**Work to complete**: Write the material out again in full, exactly.

***

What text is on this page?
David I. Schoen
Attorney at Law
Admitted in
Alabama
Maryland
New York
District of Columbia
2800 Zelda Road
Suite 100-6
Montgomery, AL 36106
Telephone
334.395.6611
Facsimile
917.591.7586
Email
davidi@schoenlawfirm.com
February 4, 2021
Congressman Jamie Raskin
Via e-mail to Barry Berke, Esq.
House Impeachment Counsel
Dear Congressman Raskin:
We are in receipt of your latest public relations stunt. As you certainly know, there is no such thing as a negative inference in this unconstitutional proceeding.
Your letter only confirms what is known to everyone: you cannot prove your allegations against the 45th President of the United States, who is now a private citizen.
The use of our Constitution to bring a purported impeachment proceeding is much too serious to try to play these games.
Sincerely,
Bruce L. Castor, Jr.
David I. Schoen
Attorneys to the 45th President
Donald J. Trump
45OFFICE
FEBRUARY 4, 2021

***

**Task result**:
What text is on this page?
David I. Schoen
Attorney at Law
Admitted in
Alabama
Maryland
New York
District of Columbia
2800 Zelda Road
Suite 100-6
Montgomery, AL 36106
Telephone
334.395.6611
Facsimile
917.591.7586
Email
davidi@schoenlawfirm.com
February 4, 2021
Congressman Jamie Raskin
Via e-mail to Barry Berke, Esq.
House Impeachment Counsel
Dear Congressman Raskin:
We are in receipt of your latest public relations stunt. As you certainly know, there is no such thing as a negative inference in this unconstitutional proceeding.
Your letter only confirms what is known to everyone: you cannot prove your allegations against the 45th President of the United States, who is now a private citizen.
The use of our Constitution to bring a purported impeachment proceeding is much too serious to try to play these games.
Sincerely,
Bruce L. Castor, Jr.
David I. Schoen
Attorneys to the 45th President
Donald J. Trump
45OFFICE
FEBRUARY 4, 2021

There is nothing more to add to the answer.